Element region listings
------------
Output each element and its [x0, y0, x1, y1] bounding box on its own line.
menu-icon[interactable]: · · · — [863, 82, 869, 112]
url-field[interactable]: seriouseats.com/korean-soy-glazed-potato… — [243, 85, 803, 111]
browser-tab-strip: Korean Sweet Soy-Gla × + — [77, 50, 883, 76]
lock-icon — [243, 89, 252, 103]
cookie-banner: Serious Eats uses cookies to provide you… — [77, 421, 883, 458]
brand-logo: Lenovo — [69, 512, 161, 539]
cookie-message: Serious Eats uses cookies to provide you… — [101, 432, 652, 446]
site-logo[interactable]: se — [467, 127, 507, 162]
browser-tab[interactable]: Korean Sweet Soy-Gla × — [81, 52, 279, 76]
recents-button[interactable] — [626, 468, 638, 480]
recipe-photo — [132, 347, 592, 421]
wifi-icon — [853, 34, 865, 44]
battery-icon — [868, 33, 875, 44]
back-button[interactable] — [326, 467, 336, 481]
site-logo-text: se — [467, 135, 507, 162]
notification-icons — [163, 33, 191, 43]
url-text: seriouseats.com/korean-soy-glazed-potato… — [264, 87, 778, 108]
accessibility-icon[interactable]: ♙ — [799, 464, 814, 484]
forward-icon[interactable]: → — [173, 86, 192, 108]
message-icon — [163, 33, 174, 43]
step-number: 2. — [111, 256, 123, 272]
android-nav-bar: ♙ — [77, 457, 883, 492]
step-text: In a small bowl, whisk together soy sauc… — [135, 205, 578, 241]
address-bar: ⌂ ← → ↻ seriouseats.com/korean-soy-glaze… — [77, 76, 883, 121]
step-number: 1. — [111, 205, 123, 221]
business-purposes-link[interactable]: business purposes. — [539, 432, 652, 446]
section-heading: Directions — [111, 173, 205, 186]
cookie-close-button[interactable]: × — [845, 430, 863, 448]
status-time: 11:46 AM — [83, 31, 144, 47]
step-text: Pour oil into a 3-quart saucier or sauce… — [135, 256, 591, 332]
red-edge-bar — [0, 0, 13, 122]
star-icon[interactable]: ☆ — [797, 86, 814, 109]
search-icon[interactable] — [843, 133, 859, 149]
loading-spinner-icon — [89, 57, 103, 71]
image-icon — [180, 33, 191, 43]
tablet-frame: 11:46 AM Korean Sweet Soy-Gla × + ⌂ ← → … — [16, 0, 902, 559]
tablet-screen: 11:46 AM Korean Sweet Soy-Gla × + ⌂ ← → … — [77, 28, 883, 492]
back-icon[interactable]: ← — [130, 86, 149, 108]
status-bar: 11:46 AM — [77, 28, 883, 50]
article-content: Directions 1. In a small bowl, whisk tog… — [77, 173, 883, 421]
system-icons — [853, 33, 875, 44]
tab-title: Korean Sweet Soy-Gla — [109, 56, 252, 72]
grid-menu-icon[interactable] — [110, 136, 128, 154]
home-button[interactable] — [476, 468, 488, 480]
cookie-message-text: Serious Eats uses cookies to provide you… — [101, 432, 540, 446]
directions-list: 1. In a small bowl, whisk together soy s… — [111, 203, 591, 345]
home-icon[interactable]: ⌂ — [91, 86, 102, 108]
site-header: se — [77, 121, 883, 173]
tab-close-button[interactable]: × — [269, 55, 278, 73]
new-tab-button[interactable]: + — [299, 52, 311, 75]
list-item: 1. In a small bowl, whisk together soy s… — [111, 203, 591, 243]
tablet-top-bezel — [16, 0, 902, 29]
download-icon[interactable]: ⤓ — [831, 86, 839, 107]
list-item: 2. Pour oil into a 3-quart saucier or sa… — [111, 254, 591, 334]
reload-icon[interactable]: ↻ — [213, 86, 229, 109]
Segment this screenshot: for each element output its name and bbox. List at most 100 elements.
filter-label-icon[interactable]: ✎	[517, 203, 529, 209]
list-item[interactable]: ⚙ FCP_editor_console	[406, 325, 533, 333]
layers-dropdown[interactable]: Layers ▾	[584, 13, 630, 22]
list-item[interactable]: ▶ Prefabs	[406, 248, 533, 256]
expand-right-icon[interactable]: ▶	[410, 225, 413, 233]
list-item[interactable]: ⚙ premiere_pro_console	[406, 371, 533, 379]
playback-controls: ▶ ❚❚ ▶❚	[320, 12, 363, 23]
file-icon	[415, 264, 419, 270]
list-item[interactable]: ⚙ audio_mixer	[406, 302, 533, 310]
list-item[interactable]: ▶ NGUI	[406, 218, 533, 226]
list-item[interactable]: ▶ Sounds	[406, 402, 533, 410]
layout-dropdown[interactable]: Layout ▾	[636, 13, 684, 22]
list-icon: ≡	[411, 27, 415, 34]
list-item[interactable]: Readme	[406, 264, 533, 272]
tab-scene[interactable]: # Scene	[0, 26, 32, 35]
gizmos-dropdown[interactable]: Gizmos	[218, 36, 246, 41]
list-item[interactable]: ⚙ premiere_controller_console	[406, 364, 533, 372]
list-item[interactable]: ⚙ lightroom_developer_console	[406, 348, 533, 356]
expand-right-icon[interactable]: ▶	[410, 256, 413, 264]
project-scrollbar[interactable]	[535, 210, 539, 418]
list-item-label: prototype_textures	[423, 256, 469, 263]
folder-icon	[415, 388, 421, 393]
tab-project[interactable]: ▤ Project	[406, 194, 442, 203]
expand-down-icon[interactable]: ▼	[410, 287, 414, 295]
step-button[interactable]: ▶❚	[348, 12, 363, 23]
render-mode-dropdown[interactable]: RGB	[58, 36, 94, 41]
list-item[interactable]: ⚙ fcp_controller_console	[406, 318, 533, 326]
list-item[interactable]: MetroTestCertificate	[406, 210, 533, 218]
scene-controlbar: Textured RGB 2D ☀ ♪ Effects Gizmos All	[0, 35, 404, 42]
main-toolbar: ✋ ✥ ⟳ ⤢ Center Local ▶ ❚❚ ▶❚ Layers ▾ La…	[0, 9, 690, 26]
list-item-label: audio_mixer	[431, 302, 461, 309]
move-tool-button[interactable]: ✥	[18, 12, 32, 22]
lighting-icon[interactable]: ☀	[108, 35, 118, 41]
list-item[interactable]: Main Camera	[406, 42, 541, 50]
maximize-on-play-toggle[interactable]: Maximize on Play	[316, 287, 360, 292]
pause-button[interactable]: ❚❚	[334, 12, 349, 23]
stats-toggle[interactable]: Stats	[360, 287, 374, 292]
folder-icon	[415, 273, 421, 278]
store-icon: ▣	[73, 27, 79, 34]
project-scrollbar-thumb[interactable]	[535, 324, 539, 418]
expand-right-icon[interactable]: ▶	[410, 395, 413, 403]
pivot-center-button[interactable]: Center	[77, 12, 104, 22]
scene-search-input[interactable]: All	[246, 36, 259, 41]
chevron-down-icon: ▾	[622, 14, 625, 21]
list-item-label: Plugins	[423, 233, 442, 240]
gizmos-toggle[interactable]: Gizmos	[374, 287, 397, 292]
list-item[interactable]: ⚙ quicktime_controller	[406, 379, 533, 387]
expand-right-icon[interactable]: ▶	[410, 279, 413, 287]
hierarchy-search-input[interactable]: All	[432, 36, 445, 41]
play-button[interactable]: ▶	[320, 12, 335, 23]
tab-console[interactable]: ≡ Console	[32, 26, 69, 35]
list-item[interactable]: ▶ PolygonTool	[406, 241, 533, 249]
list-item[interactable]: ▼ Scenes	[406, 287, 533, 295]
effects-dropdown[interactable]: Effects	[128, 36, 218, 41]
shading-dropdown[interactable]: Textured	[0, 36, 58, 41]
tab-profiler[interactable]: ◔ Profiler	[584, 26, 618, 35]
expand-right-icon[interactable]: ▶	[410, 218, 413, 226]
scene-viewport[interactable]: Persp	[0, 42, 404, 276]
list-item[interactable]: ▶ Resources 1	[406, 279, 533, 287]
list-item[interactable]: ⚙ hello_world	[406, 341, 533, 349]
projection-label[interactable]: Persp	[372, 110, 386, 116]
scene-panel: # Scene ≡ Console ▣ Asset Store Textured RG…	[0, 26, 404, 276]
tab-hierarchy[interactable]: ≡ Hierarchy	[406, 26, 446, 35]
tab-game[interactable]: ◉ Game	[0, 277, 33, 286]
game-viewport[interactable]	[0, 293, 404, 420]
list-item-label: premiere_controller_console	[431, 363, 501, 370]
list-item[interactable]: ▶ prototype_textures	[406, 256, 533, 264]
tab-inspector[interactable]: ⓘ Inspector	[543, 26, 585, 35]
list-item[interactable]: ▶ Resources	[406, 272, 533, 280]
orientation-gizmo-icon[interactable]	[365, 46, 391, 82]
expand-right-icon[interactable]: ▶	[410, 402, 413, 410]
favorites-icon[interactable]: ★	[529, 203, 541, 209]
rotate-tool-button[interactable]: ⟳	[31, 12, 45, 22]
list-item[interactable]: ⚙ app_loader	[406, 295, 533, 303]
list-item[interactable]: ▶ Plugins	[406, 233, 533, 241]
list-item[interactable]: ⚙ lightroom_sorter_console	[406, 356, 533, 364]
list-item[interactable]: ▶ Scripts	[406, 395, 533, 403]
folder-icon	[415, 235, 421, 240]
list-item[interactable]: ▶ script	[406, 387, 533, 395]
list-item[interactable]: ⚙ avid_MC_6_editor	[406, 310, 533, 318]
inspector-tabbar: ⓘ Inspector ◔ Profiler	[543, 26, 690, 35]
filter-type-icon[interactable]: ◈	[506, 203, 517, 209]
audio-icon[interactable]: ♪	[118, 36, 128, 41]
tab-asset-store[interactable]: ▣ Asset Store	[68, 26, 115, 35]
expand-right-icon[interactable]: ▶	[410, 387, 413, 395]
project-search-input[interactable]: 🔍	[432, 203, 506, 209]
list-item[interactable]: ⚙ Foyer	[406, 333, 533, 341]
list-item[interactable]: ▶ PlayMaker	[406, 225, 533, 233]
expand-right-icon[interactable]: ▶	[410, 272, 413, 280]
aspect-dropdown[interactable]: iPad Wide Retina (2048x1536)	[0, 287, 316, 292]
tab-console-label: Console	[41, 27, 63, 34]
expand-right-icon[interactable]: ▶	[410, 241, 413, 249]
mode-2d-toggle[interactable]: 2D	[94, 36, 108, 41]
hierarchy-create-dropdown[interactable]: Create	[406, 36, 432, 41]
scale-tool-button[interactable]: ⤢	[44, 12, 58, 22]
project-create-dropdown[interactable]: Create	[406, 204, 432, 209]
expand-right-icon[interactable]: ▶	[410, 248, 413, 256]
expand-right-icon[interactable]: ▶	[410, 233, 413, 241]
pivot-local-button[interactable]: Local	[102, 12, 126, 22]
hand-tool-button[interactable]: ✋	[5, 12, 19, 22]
------------
▸ GIVEN PROBLEM: Retype the lines of the records word for word, starting with the first line and going on through the line that contains "85, 803, 111]".

▸ THE ANSWER:
Output each element and its [x0, y0, x1, y1] bounding box on its own line.
menu-icon[interactable]: · · · — [863, 82, 869, 112]
url-field[interactable]: seriouseats.com/korean-soy-glazed-potato… — [243, 85, 803, 111]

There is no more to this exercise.